TASK GOAL: Lines holding the string "xlabel" are the ones to copy from this listing.

┌──

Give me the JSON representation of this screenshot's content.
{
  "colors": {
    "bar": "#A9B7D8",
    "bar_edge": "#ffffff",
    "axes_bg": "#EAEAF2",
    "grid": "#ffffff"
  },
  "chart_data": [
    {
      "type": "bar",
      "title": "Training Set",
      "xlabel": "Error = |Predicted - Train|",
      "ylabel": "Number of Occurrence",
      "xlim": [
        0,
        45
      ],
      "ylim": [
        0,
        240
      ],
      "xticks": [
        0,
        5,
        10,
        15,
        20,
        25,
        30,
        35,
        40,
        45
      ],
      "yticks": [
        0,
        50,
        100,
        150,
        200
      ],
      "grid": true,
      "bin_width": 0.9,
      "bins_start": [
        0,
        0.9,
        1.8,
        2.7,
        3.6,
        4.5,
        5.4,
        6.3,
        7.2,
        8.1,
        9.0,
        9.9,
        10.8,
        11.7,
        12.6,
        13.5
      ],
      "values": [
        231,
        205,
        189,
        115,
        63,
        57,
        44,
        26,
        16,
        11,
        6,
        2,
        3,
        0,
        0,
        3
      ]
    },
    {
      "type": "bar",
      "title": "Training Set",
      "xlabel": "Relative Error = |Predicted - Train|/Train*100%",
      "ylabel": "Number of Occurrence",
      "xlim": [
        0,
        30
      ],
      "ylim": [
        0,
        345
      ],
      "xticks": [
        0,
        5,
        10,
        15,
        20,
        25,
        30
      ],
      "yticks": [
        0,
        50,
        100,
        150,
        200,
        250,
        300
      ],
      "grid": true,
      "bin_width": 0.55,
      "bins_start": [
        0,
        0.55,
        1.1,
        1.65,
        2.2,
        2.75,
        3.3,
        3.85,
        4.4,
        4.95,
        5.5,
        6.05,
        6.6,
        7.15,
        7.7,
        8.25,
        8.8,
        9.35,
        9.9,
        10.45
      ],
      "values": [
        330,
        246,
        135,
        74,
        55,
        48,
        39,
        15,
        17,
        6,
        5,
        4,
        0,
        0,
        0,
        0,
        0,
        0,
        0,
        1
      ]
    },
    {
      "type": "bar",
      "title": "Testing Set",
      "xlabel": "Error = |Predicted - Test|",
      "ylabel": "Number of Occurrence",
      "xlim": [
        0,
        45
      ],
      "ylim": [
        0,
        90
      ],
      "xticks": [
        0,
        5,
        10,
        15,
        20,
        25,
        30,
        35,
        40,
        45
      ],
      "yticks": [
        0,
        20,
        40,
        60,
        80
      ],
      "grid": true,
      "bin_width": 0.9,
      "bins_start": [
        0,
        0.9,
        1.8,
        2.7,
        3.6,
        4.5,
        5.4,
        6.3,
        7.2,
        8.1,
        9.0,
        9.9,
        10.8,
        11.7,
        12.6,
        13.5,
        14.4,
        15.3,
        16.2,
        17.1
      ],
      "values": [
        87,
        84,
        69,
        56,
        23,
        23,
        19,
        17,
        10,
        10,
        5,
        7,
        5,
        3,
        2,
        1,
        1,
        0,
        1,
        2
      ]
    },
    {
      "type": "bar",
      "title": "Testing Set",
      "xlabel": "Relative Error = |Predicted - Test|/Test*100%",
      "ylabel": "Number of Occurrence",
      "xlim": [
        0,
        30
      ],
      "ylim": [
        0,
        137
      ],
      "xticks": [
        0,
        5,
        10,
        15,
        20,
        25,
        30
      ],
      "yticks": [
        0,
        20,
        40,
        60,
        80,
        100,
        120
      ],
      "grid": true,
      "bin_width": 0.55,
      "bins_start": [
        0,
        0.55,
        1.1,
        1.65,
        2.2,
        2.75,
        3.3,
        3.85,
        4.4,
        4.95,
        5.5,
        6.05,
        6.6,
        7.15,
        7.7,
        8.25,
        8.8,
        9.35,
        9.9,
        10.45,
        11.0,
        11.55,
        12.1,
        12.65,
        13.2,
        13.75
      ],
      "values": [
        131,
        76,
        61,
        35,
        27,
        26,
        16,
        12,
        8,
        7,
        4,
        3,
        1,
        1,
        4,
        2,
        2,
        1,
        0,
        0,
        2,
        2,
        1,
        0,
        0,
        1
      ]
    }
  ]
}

└──

SOLUTION TO THIS PROBLEM:
      "xlabel": "Error = |Predicted - Train|",
      "xlabel": "Relative Error = |Predicted - Train|/Train*100%",
      "xlabel": "Error = |Predicted - Test|",
      "xlabel": "Relative Error = |Predicted - Test|/Test*100%",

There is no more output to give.